* **What to produce**: Within the listing below, locate all lines containing the word "rules". Copy each one.

* **Data shown**:
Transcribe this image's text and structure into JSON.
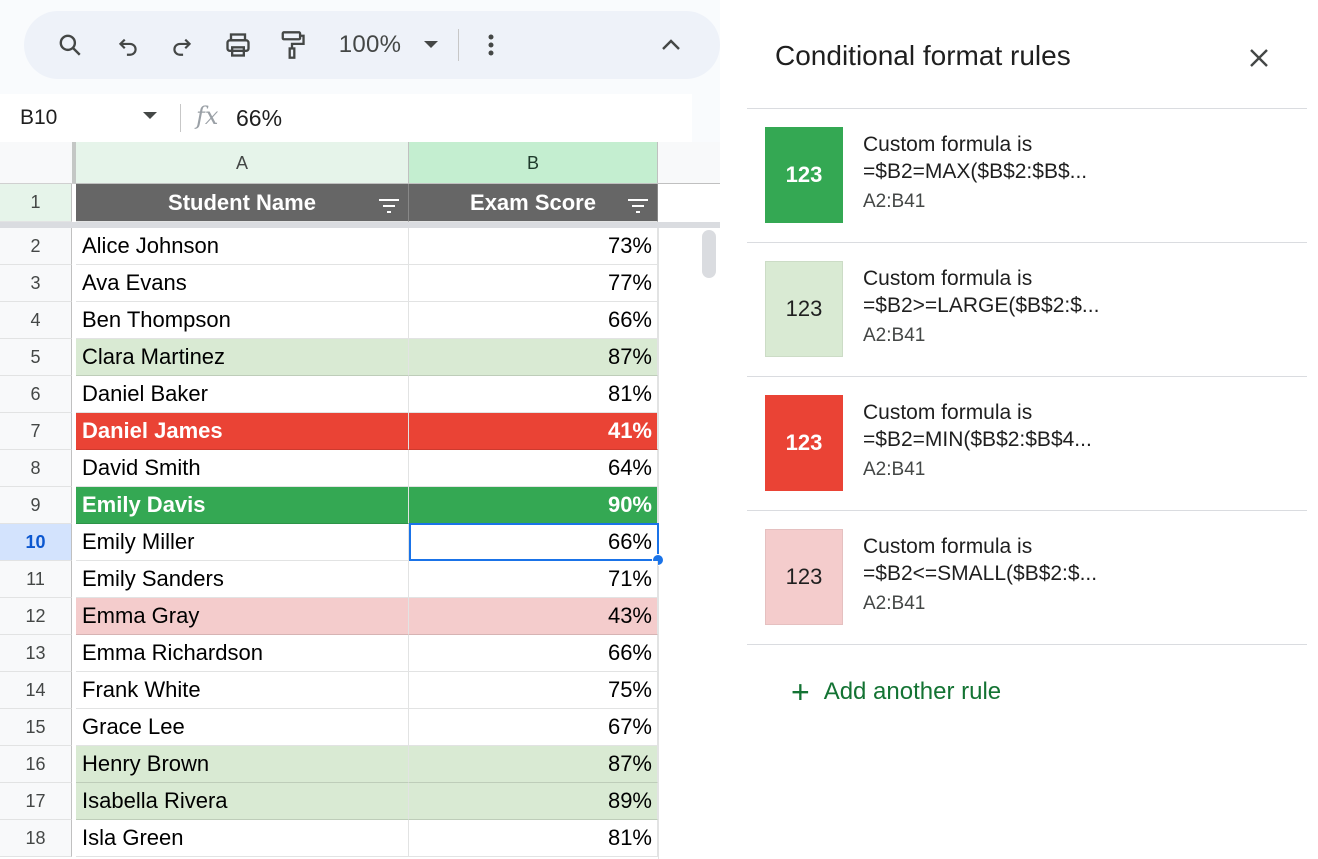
{
  "toolbar": {
    "zoom": "100%"
  },
  "formula_bar": {
    "cell_ref": "B10",
    "fx": "fx",
    "value": "66%"
  },
  "sheet": {
    "column_headers": [
      "A",
      "B"
    ],
    "header_row_number": "1",
    "header": {
      "name": "Student Name",
      "score": "Exam Score"
    },
    "rows": [
      {
        "num": "2",
        "name": "Alice Johnson",
        "score": "73%",
        "style": "none"
      },
      {
        "num": "3",
        "name": "Ava Evans",
        "score": "77%",
        "style": "none"
      },
      {
        "num": "4",
        "name": "Ben Thompson",
        "score": "66%",
        "style": "none"
      },
      {
        "num": "5",
        "name": "Clara Martinez",
        "score": "87%",
        "style": "light-green"
      },
      {
        "num": "6",
        "name": "Daniel Baker",
        "score": "81%",
        "style": "none"
      },
      {
        "num": "7",
        "name": "Daniel James",
        "score": "41%",
        "style": "red"
      },
      {
        "num": "8",
        "name": "David Smith",
        "score": "64%",
        "style": "none"
      },
      {
        "num": "9",
        "name": "Emily Davis",
        "score": "90%",
        "style": "green"
      },
      {
        "num": "10",
        "name": "Emily Miller",
        "score": "66%",
        "style": "none"
      },
      {
        "num": "11",
        "name": "Emily Sanders",
        "score": "71%",
        "style": "none"
      },
      {
        "num": "12",
        "name": "Emma Gray",
        "score": "43%",
        "style": "light-red"
      },
      {
        "num": "13",
        "name": "Emma Richardson",
        "score": "66%",
        "style": "none"
      },
      {
        "num": "14",
        "name": "Frank White",
        "score": "75%",
        "style": "none"
      },
      {
        "num": "15",
        "name": "Grace Lee",
        "score": "67%",
        "style": "none"
      },
      {
        "num": "16",
        "name": "Henry Brown",
        "score": "87%",
        "style": "light-green"
      },
      {
        "num": "17",
        "name": "Isabella Rivera",
        "score": "89%",
        "style": "light-green"
      },
      {
        "num": "18",
        "name": "Isla Green",
        "score": "81%",
        "style": "none"
      }
    ],
    "selected_row": "10",
    "selected_column": "B"
  },
  "panel": {
    "title": "Conditional format rules",
    "rules": [
      {
        "swatch_text": "123",
        "condition": "Custom formula is",
        "formula": "=$B2=MAX($B$2:$B$...",
        "range": "A2:B41",
        "bg": "#34a853",
        "fg": "#ffffff",
        "bold": true
      },
      {
        "swatch_text": "123",
        "condition": "Custom formula is",
        "formula": "=$B2>=LARGE($B$2:$...",
        "range": "A2:B41",
        "bg": "#d9ead3",
        "fg": "#1f1f1f",
        "bold": false
      },
      {
        "swatch_text": "123",
        "condition": "Custom formula is",
        "formula": "=$B2=MIN($B$2:$B$4...",
        "range": "A2:B41",
        "bg": "#ea4335",
        "fg": "#ffffff",
        "bold": true
      },
      {
        "swatch_text": "123",
        "condition": "Custom formula is",
        "formula": "=$B2<=SMALL($B$2:$...",
        "range": "A2:B41",
        "bg": "#f4cccc",
        "fg": "#1f1f1f",
        "bold": false
      }
    ],
    "add_rule": "Add another rule",
    "add_rule_icon": "+"
  },
  "colors": {
    "green": "#34a853",
    "light_green": "#d9ead3",
    "red": "#ea4335",
    "light_red": "#f4cccc",
    "header_gray": "#666666",
    "selection_blue": "#1a73e8",
    "accent_green": "#137333"
  },
  "icons": [
    "search-icon",
    "undo-icon",
    "redo-icon",
    "print-icon",
    "paint-format-icon",
    "chevron-down-icon",
    "more-vert-icon",
    "chevron-up-icon",
    "close-icon",
    "filter-icon",
    "fx-icon",
    "plus-icon"
  ]
}
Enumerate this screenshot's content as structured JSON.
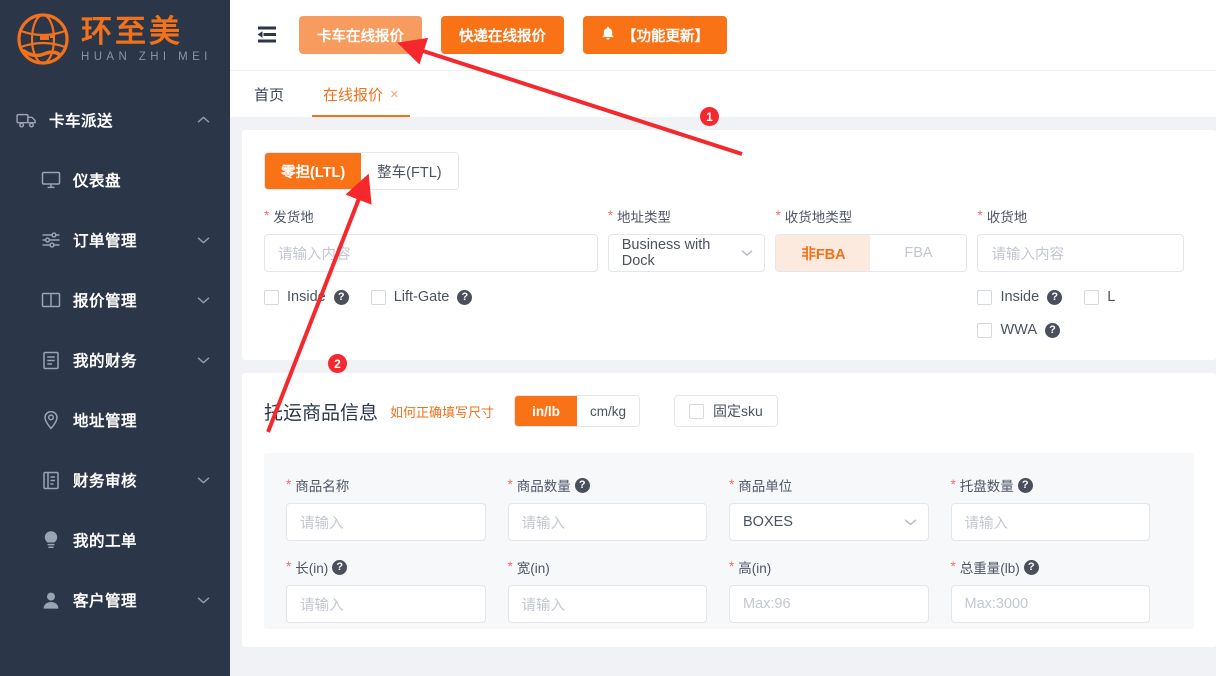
{
  "brand": {
    "name_cn": "环至美",
    "name_en": "HUAN ZHI MEI",
    "logo_icon": "globe-hand-logo"
  },
  "sidebar": {
    "items": [
      {
        "label": "卡车派送",
        "icon": "truck-icon",
        "level": "top",
        "chevron": "chevron-up",
        "expanded": true
      },
      {
        "label": "仪表盘",
        "icon": "monitor-icon",
        "level": "sub",
        "chevron": ""
      },
      {
        "label": "订单管理",
        "icon": "sliders-icon",
        "level": "sub",
        "chevron": "chevron-down"
      },
      {
        "label": "报价管理",
        "icon": "book-icon",
        "level": "sub",
        "chevron": "chevron-down"
      },
      {
        "label": "我的财务",
        "icon": "document-icon",
        "level": "sub",
        "chevron": "chevron-down"
      },
      {
        "label": "地址管理",
        "icon": "map-pin-icon",
        "level": "sub",
        "chevron": ""
      },
      {
        "label": "财务审核",
        "icon": "ledger-icon",
        "level": "sub",
        "chevron": "chevron-down"
      },
      {
        "label": "我的工单",
        "icon": "lightbulb-icon",
        "level": "sub",
        "chevron": ""
      },
      {
        "label": "客户管理",
        "icon": "user-icon",
        "level": "sub",
        "chevron": "chevron-down"
      }
    ]
  },
  "topbar": {
    "collapse_icon": "menu-collapse-icon",
    "buttons": [
      {
        "label": "卡车在线报价",
        "style": "soft",
        "icon": ""
      },
      {
        "label": "快递在线报价",
        "style": "solid",
        "icon": ""
      },
      {
        "label": "【功能更新】",
        "style": "solid",
        "icon": "bell-icon"
      }
    ]
  },
  "tabs": [
    {
      "label": "首页",
      "active": false,
      "closable": false
    },
    {
      "label": "在线报价",
      "active": true,
      "closable": true,
      "close_glyph": "×"
    }
  ],
  "shipment": {
    "mode_tabs": [
      {
        "label": "零担(LTL)",
        "active": true
      },
      {
        "label": "整车(FTL)",
        "active": false
      }
    ],
    "origin": {
      "label": "发货地",
      "required": true,
      "placeholder": "请输入内容",
      "value": ""
    },
    "address_type": {
      "label": "地址类型",
      "required": true,
      "value": "Business with Dock",
      "caret": "chevron-down"
    },
    "dest_type": {
      "label": "收货地类型",
      "required": true,
      "options": [
        {
          "label": "非FBA",
          "active": true
        },
        {
          "label": "FBA",
          "active": false
        }
      ]
    },
    "destination": {
      "label": "收货地",
      "required": true,
      "placeholder": "请输入内容",
      "value": ""
    },
    "origin_options": [
      {
        "label": "Inside",
        "checked": false,
        "help": "?"
      },
      {
        "label": "Lift-Gate",
        "checked": false,
        "help": "?"
      }
    ],
    "dest_options_row1": [
      {
        "label": "Inside",
        "checked": false,
        "help": "?"
      },
      {
        "label": "L",
        "checked": false,
        "help": ""
      }
    ],
    "dest_options_row2": [
      {
        "label": "WWA",
        "checked": false,
        "help": "?"
      }
    ]
  },
  "goods": {
    "title": "托运商品信息",
    "hint": "如何正确填写尺寸",
    "unit_options": [
      {
        "label": "in/lb",
        "active": true
      },
      {
        "label": "cm/kg",
        "active": false
      }
    ],
    "fixed_sku": {
      "label": "固定sku",
      "checked": false
    },
    "row1": [
      {
        "label": "商品名称",
        "required": true,
        "type": "input",
        "placeholder": "请输入",
        "value": "",
        "help": false
      },
      {
        "label": "商品数量",
        "required": true,
        "type": "input",
        "placeholder": "请输入",
        "value": "",
        "help": true
      },
      {
        "label": "商品单位",
        "required": true,
        "type": "select",
        "value": "BOXES",
        "help": false
      },
      {
        "label": "托盘数量",
        "required": true,
        "type": "input",
        "placeholder": "请输入",
        "value": "",
        "help": true
      }
    ],
    "row2": [
      {
        "label": "长(in)",
        "required": true,
        "type": "input",
        "placeholder": "请输入",
        "value": "",
        "help": true
      },
      {
        "label": "宽(in)",
        "required": true,
        "type": "input",
        "placeholder": "请输入",
        "value": "",
        "help": false
      },
      {
        "label": "高(in)",
        "required": true,
        "type": "input",
        "placeholder": "Max:96",
        "value": "",
        "help": false
      },
      {
        "label": "总重量(lb)",
        "required": true,
        "type": "input",
        "placeholder": "Max:3000",
        "value": "",
        "help": true
      }
    ]
  },
  "annotations": [
    {
      "number": "1",
      "color": "#f4282d"
    },
    {
      "number": "2",
      "color": "#f4282d"
    }
  ],
  "colors": {
    "brand_orange": "#f2711c",
    "button_orange": "#f97316",
    "sidebar_bg": "#2b3648",
    "annotation_red": "#f4282d",
    "page_bg": "#f0f2f5"
  }
}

* **The answer**:
    "title": "Conditional format rules",
    "rules": [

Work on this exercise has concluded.